The records should be written out in full, with nothing altered.
------------
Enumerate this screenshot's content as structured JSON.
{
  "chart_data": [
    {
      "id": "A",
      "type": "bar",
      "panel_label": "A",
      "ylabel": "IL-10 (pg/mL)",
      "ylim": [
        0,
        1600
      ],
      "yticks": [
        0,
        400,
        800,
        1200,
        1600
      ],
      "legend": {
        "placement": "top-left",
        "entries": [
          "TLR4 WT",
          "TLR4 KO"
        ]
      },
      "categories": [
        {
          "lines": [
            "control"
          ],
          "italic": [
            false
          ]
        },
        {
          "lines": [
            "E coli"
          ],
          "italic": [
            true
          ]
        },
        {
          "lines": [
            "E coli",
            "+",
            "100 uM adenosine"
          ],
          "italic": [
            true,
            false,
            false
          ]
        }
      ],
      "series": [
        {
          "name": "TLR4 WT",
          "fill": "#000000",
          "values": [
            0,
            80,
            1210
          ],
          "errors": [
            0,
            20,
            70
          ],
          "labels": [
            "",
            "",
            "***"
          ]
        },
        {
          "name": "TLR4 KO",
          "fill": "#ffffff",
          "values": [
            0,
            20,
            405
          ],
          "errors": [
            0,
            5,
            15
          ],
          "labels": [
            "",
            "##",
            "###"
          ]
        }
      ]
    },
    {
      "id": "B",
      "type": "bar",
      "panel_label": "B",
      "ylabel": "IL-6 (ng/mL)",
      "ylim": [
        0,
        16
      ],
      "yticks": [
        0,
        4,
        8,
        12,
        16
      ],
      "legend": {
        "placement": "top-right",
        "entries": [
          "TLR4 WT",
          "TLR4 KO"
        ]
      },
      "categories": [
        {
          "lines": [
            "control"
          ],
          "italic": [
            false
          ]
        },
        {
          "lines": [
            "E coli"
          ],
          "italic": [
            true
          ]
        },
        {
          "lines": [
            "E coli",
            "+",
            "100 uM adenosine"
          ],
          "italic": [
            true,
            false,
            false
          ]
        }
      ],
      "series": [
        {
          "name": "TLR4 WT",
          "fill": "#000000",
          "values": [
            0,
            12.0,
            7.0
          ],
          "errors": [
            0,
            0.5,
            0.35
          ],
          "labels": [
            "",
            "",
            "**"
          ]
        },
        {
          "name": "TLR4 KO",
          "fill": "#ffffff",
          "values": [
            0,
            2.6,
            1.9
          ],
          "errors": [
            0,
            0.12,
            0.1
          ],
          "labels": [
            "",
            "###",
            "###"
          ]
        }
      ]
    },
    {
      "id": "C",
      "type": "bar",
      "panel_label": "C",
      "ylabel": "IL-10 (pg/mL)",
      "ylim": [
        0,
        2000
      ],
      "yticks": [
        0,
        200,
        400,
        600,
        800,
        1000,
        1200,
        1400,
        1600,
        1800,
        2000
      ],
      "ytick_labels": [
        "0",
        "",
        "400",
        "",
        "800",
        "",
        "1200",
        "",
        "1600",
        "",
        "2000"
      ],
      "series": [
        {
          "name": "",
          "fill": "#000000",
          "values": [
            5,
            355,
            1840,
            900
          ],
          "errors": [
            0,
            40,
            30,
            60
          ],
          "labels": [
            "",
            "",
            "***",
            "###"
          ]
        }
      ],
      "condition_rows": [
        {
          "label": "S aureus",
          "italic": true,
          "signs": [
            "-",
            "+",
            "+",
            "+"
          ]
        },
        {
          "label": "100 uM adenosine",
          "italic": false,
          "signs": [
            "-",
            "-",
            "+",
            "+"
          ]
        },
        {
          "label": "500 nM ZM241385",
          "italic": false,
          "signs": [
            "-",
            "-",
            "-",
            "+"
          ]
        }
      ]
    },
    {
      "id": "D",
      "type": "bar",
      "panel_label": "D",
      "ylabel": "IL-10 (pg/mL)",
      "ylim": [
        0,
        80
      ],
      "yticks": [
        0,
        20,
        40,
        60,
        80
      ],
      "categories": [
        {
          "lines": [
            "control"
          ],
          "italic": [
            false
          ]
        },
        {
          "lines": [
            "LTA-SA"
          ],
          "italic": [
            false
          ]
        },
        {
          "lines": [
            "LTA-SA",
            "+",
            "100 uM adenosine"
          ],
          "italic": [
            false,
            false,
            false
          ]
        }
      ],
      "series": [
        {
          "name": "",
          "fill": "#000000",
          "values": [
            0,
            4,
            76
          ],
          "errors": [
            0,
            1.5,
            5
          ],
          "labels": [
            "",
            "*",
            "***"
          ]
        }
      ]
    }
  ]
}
------------
- [CORRECT RESPONSE]
Enumerate this screenshot's content as structured JSON.
{
  "chart_data": [
    {
      "id": "A",
      "type": "bar",
      "panel_label": "A",
      "ylabel": "IL-10 (pg/mL)",
      "ylim": [
        0,
        1600
      ],
      "yticks": [
        0,
        400,
        800,
        1200,
        1600
      ],
      "legend": {
        "placement": "top-left",
        "entries": [
          "TLR4 WT",
          "TLR4 KO"
        ]
      },
      "categories": [
        {
          "lines": [
            "control"
          ],
          "italic": [
            false
          ]
        },
        {
          "lines": [
            "E coli"
          ],
          "italic": [
            true
          ]
        },
        {
          "lines": [
            "E coli",
            "+",
            "100 uM adenosine"
          ],
          "italic": [
            true,
            false,
            false
          ]
        }
      ],
      "series": [
        {
          "name": "TLR4 WT",
          "fill": "#000000",
          "values": [
            0,
            80,
            1210
          ],
          "errors": [
            0,
            20,
            70
          ],
          "labels": [
            "",
            "",
            "***"
          ]
        },
        {
          "name": "TLR4 KO",
          "fill": "#ffffff",
          "values": [
            0,
            20,
            405
          ],
          "errors": [
            0,
            5,
            15
          ],
          "labels": [
            "",
            "##",
            "###"
          ]
        }
      ]
    },
    {
      "id": "B",
      "type": "bar",
      "panel_label": "B",
      "ylabel": "IL-6 (ng/mL)",
      "ylim": [
        0,
        16
      ],
      "yticks": [
        0,
        4,
        8,
        12,
        16
      ],
      "legend": {
        "placement": "top-right",
        "entries": [
          "TLR4 WT",
          "TLR4 KO"
        ]
      },
      "categories": [
        {
          "lines": [
            "control"
          ],
          "italic": [
            false
          ]
        },
        {
          "lines": [
            "E coli"
          ],
          "italic": [
            true
          ]
        },
        {
          "lines": [
            "E coli",
            "+",
            "100 uM adenosine"
          ],
          "italic": [
            true,
            false,
            false
          ]
        }
      ],
      "series": [
        {
          "name": "TLR4 WT",
          "fill": "#000000",
          "values": [
            0,
            12.0,
            7.0
          ],
          "errors": [
            0,
            0.5,
            0.35
          ],
          "labels": [
            "",
            "",
            "**"
          ]
        },
        {
          "name": "TLR4 KO",
          "fill": "#ffffff",
          "values": [
            0,
            2.6,
            1.9
          ],
          "errors": [
            0,
            0.12,
            0.1
          ],
          "labels": [
            "",
            "###",
            "###"
          ]
        }
      ]
    },
    {
      "id": "C",
      "type": "bar",
      "panel_label": "C",
      "ylabel": "IL-10 (pg/mL)",
      "ylim": [
        0,
        2000
      ],
      "yticks": [
        0,
        200,
        400,
        600,
        800,
        1000,
        1200,
        1400,
        1600,
        1800,
        2000
      ],
      "ytick_labels": [
        "0",
        "",
        "400",
        "",
        "800",
        "",
        "1200",
        "",
        "1600",
        "",
        "2000"
      ],
      "series": [
        {
          "name": "",
          "fill": "#000000",
          "values": [
            5,
            355,
            1840,
            900
          ],
          "errors": [
            0,
            40,
            30,
            60
          ],
          "labels": [
            "",
            "",
            "***",
            "###"
          ]
        }
      ],
      "condition_rows": [
        {
          "label": "S aureus",
          "italic": true,
          "signs": [
            "-",
            "+",
            "+",
            "+"
          ]
        },
        {
          "label": "100 uM adenosine",
          "italic": false,
          "signs": [
            "-",
            "-",
            "+",
            "+"
          ]
        },
        {
          "label": "500 nM ZM241385",
          "italic": false,
          "signs": [
            "-",
            "-",
            "-",
            "+"
          ]
        }
      ]
    },
    {
      "id": "D",
      "type": "bar",
      "panel_label": "D",
      "ylabel": "IL-10 (pg/mL)",
      "ylim": [
        0,
        80
      ],
      "yticks": [
        0,
        20,
        40,
        60,
        80
      ],
      "categories": [
        {
          "lines": [
            "control"
          ],
          "italic": [
            false
          ]
        },
        {
          "lines": [
            "LTA-SA"
          ],
          "italic": [
            false
          ]
        },
        {
          "lines": [
            "LTA-SA",
            "+",
            "100 uM adenosine"
          ],
          "italic": [
            false,
            false,
            false
          ]
        }
      ],
      "series": [
        {
          "name": "",
          "fill": "#000000",
          "values": [
            0,
            4,
            76
          ],
          "errors": [
            0,
            1.5,
            5
          ],
          "labels": [
            "",
            "*",
            "***"
          ]
        }
      ]
    }
  ]
}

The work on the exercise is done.